--- begin ---
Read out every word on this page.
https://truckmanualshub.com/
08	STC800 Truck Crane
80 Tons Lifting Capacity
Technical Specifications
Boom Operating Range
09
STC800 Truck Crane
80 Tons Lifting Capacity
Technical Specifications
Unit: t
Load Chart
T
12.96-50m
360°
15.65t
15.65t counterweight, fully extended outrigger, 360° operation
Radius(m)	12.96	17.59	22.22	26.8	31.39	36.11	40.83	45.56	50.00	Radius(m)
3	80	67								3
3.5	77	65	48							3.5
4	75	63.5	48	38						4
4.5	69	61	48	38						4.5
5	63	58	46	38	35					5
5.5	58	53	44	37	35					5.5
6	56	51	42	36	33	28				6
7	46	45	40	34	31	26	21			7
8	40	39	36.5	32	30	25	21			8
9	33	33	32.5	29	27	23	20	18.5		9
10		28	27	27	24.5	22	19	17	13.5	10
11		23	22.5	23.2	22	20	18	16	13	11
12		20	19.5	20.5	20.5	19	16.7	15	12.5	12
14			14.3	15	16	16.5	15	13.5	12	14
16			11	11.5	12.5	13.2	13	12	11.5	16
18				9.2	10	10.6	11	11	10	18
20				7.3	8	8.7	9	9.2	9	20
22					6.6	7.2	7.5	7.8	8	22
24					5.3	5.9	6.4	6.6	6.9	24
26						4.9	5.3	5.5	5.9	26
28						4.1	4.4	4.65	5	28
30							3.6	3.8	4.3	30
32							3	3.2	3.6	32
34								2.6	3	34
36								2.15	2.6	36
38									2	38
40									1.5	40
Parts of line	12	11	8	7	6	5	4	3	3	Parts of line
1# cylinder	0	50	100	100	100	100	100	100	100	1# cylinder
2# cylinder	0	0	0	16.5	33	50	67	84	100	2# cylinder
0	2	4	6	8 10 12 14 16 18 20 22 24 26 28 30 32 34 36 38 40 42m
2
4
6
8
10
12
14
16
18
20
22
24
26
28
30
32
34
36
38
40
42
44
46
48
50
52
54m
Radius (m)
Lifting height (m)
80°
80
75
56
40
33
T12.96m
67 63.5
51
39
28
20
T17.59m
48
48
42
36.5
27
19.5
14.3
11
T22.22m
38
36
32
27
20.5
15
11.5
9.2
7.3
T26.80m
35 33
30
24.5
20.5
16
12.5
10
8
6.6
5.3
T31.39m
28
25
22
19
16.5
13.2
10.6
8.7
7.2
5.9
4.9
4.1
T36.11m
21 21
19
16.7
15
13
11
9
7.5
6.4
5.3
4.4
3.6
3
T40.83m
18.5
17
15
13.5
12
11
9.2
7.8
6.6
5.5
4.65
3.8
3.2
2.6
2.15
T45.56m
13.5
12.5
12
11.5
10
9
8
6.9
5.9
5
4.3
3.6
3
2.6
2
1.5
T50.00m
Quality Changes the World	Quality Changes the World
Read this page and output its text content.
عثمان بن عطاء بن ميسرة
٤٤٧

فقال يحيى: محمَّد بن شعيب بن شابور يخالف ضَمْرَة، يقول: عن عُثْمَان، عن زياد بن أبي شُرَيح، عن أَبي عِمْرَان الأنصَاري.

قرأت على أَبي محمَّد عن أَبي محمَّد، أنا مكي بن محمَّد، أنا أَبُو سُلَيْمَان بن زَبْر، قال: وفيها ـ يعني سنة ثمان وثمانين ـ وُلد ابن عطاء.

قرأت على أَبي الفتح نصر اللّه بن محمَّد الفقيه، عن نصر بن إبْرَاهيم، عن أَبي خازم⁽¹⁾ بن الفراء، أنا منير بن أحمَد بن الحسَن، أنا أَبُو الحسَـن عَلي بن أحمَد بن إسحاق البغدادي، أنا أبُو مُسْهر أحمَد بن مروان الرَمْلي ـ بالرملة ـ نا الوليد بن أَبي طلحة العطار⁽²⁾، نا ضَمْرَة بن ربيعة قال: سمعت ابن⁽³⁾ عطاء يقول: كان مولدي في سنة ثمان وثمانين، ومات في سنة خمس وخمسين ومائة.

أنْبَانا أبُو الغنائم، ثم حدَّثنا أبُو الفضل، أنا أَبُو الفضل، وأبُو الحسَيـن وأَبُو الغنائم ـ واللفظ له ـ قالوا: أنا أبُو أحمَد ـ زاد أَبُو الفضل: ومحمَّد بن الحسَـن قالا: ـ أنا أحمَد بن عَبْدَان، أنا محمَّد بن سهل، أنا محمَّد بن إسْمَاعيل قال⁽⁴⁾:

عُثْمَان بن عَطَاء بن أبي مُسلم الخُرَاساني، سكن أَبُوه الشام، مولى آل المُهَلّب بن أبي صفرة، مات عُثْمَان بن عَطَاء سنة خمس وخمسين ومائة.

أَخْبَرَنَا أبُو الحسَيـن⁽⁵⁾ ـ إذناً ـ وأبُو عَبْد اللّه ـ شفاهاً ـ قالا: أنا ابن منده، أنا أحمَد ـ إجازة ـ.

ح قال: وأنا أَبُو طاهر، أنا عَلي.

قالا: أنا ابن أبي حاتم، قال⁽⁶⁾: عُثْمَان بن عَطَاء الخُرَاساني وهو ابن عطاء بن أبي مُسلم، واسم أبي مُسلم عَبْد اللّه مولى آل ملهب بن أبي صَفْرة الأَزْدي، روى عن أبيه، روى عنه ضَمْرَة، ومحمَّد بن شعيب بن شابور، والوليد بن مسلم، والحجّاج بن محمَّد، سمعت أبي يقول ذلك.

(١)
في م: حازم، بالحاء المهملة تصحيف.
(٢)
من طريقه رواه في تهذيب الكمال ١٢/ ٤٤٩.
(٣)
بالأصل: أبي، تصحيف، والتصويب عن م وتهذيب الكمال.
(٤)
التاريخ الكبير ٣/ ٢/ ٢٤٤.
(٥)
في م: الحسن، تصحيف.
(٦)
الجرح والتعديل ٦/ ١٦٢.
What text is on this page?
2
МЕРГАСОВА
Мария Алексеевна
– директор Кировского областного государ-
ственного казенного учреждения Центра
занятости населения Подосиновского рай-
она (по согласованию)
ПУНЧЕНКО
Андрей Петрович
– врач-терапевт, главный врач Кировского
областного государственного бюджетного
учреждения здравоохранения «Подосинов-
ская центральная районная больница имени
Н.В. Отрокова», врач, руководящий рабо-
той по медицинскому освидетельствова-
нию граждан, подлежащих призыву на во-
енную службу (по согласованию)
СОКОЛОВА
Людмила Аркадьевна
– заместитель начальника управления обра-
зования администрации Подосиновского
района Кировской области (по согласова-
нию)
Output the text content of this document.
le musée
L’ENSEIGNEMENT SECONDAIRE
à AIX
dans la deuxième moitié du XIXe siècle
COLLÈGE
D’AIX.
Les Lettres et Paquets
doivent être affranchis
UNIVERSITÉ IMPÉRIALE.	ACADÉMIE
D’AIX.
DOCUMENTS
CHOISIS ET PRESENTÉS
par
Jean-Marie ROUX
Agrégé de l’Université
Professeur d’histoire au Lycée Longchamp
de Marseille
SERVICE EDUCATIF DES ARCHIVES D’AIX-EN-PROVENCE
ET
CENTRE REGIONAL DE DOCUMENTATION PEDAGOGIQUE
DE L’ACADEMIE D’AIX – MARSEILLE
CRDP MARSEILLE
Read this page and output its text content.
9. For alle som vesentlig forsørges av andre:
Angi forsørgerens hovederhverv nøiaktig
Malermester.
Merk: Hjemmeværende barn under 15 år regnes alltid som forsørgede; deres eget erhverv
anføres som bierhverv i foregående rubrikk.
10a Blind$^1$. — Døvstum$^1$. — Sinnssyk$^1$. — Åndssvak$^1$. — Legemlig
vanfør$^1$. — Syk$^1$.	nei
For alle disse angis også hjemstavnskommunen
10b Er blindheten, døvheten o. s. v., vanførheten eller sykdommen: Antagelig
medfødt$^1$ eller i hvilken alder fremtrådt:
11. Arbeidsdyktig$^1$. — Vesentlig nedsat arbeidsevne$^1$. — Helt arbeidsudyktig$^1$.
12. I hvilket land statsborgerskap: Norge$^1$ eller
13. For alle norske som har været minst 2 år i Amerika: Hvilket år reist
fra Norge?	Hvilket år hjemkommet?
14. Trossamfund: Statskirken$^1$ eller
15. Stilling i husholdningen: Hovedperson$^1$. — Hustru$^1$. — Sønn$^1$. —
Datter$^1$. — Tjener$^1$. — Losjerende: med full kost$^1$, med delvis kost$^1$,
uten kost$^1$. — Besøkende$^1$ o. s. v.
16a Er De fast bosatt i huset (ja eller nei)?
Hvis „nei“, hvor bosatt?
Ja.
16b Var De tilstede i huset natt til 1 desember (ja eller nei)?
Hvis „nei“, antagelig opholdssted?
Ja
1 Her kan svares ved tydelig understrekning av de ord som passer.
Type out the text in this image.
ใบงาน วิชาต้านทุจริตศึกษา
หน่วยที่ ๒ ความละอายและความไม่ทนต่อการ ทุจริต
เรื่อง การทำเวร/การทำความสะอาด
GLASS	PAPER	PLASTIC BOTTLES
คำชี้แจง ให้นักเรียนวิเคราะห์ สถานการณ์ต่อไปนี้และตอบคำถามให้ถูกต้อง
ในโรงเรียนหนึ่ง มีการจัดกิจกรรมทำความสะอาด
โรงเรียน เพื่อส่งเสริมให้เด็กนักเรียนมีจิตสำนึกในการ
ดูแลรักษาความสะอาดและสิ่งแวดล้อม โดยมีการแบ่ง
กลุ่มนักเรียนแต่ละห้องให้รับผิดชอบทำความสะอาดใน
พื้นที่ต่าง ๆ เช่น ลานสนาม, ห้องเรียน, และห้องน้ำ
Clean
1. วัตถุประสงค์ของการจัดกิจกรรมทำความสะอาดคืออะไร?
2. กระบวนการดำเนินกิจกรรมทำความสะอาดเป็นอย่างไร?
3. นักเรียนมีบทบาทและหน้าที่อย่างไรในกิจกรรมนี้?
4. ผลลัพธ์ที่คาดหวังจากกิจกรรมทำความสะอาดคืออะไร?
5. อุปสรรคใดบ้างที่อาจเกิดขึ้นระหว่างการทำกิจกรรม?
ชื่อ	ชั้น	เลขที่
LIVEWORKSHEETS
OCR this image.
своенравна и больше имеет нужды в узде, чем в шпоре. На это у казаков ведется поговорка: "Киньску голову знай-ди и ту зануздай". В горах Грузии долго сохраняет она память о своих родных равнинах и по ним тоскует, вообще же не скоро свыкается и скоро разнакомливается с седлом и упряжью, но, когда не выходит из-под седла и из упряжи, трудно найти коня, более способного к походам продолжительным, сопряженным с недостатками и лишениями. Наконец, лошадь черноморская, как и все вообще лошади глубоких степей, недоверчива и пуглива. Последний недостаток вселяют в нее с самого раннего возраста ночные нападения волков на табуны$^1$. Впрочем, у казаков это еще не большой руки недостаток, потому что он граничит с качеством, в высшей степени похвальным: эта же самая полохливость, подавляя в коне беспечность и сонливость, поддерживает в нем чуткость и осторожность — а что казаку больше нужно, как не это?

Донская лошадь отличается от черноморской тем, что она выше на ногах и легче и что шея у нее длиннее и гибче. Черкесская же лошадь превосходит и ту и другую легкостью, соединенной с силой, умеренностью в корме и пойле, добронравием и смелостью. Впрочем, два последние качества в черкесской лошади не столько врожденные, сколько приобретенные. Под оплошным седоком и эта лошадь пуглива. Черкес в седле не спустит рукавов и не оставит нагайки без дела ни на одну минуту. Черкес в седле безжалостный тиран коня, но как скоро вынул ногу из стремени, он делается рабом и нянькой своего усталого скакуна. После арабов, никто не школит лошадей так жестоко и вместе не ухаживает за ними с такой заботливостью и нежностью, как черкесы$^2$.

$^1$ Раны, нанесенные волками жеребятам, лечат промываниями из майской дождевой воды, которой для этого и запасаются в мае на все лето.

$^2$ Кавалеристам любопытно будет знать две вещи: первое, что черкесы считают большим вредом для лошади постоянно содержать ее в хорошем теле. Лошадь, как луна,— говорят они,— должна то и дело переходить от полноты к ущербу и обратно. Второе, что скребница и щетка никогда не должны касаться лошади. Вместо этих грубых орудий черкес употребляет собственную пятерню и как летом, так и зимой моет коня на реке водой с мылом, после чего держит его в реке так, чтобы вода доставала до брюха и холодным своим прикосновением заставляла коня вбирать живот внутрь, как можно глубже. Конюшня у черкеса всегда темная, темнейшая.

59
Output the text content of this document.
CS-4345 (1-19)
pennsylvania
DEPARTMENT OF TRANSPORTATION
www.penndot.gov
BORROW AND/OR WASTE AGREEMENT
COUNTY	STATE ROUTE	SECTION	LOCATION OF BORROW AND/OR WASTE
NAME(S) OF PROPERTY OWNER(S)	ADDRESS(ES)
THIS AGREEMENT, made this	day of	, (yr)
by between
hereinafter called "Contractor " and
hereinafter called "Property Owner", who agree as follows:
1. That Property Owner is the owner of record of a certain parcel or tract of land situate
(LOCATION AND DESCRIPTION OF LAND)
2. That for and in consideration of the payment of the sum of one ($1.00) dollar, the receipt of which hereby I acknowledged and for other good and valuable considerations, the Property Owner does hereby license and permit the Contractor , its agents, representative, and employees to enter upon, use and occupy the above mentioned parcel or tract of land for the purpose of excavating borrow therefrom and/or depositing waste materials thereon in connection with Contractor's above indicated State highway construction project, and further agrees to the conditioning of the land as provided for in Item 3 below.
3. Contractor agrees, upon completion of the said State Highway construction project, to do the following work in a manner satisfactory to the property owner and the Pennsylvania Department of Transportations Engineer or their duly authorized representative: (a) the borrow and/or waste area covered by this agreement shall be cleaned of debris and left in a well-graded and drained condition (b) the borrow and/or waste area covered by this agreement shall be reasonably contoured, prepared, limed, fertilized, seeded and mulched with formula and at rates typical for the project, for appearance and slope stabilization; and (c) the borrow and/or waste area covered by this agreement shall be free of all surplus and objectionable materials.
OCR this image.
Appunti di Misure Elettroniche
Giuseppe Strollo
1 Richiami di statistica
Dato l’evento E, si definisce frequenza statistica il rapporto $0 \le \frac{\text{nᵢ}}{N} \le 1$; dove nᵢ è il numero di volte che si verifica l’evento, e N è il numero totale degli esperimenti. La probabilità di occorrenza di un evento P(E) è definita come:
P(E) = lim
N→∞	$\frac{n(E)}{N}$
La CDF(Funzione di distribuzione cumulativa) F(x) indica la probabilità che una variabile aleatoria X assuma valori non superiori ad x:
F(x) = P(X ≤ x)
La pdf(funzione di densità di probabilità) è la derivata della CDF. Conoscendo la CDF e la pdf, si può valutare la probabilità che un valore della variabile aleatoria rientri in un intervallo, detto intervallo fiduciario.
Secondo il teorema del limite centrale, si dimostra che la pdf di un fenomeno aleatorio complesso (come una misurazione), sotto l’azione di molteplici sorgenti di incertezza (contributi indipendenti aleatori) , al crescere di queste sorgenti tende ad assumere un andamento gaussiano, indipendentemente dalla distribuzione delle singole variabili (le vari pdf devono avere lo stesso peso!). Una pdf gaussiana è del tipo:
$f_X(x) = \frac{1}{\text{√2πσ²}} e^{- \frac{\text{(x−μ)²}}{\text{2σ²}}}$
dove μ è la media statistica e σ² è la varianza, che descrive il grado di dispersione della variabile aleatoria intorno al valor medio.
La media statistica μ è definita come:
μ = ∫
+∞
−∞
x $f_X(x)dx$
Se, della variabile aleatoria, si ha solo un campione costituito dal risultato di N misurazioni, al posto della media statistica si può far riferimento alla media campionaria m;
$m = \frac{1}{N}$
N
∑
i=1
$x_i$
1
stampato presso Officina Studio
--- end ---
• **Stated task**: Work out how many lines of the listing above include the word "учреждения". Reply with nothing but the count.

• **Exercise solution**: 2